EXERCISE PROMPT:
Return the records that follow unaltered. Omit every picture.

### ROWS ###

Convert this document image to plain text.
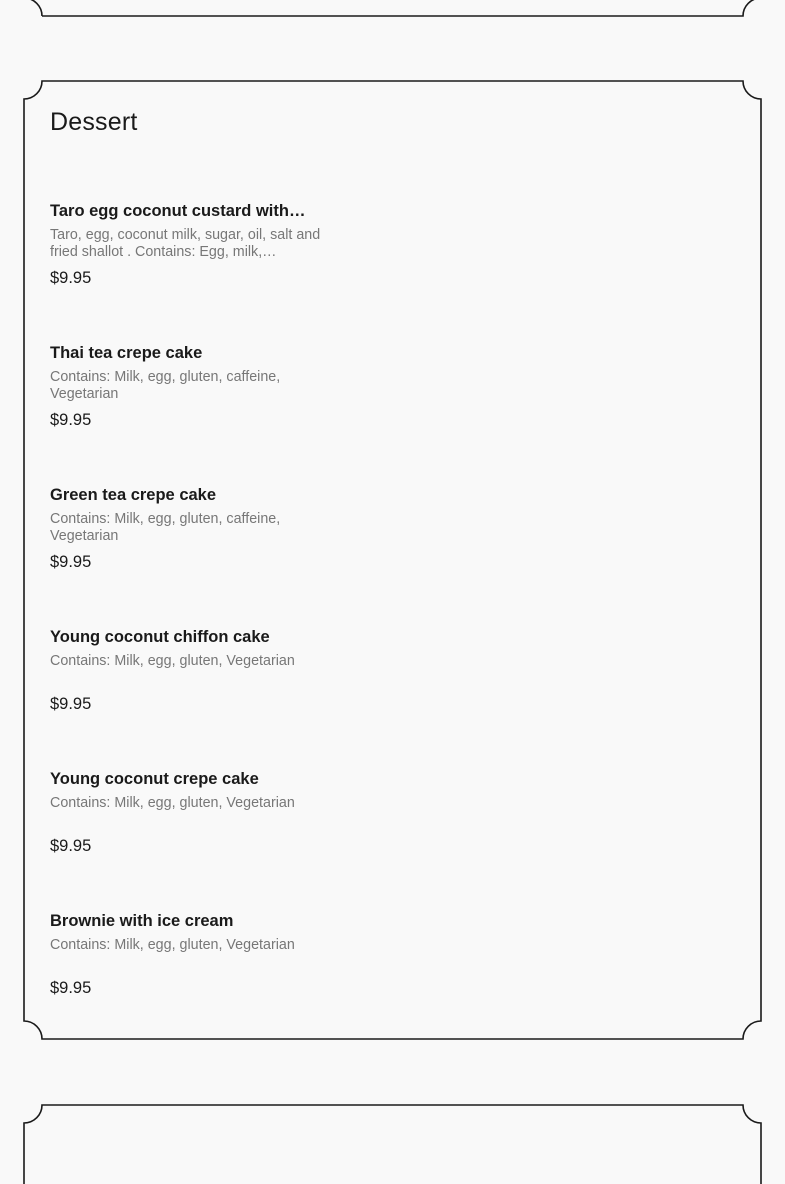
Dessert
Taro egg coconut custard with…

Taro, egg, coconut milk, sugar, oil, salt and fried shallot . Contains: Egg, milk,…

$9.95

Thai tea crepe cake

Contains: Milk, egg, gluten, caffeine, Vegetarian

$9.95

Green tea crepe cake

Contains: Milk, egg, gluten, caffeine, Vegetarian

$9.95

Young coconut chiffon cake

Contains: Milk, egg, gluten, Vegetarian

$9.95

Young coconut crepe cake

Contains: Milk, egg, gluten, Vegetarian

$9.95

Brownie with ice cream

Contains: Milk, egg, gluten, Vegetarian

$9.95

###

EXERCISE RESULT:
Convert this document image to plain text.
Dessert
Taro egg coconut custard with…

Taro, egg, coconut milk, sugar, oil, salt and fried shallot . Contains: Egg, milk,…

$9.95

Thai tea crepe cake

Contains: Milk, egg, gluten, caffeine, Vegetarian

$9.95

Green tea crepe cake

Contains: Milk, egg, gluten, caffeine, Vegetarian

$9.95

Young coconut chiffon cake

Contains: Milk, egg, gluten, Vegetarian

$9.95

Young coconut crepe cake

Contains: Milk, egg, gluten, Vegetarian

$9.95

Brownie with ice cream

Contains: Milk, egg, gluten, Vegetarian

$9.95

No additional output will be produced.